● **To do**:
Every record below needs to be set down exactly. Pictures do not belong in the copy.

● **Data for analysis**:
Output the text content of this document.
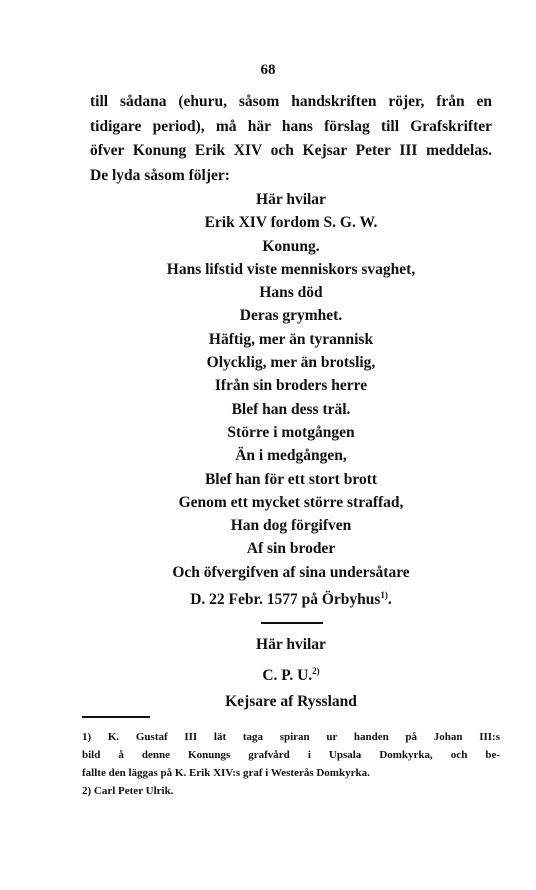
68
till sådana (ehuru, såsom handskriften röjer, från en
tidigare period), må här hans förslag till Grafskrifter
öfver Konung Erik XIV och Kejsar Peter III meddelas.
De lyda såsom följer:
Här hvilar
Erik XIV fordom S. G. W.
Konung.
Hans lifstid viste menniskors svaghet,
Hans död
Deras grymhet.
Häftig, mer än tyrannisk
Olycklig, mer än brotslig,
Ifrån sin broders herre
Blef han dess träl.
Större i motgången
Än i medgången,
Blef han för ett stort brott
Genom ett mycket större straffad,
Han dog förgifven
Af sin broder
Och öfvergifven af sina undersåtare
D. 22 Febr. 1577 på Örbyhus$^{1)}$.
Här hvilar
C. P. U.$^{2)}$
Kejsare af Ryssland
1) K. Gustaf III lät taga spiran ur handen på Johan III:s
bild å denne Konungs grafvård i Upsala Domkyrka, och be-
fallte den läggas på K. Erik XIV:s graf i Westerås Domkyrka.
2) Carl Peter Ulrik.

● **Response box**:
Output the text content of this document.
68
till sådana (ehuru, såsom handskriften röjer, från en
tidigare period), må här hans förslag till Grafskrifter
öfver Konung Erik XIV och Kejsar Peter III meddelas.
De lyda såsom följer:
Här hvilar
Erik XIV fordom S. G. W.
Konung.
Hans lifstid viste menniskors svaghet,
Hans död
Deras grymhet.
Häftig, mer än tyrannisk
Olycklig, mer än brotslig,
Ifrån sin broders herre
Blef han dess träl.
Större i motgången
Än i medgången,
Blef han för ett stort brott
Genom ett mycket större straffad,
Han dog förgifven
Af sin broder
Och öfvergifven af sina undersåtare
D. 22 Febr. 1577 på Örbyhus$^{1)}$.
Här hvilar
C. P. U.$^{2)}$
Kejsare af Ryssland
1) K. Gustaf III lät taga spiran ur handen på Johan III:s
bild å denne Konungs grafvård i Upsala Domkyrka, och be-
fallte den läggas på K. Erik XIV:s graf i Westerås Domkyrka.
2) Carl Peter Ulrik.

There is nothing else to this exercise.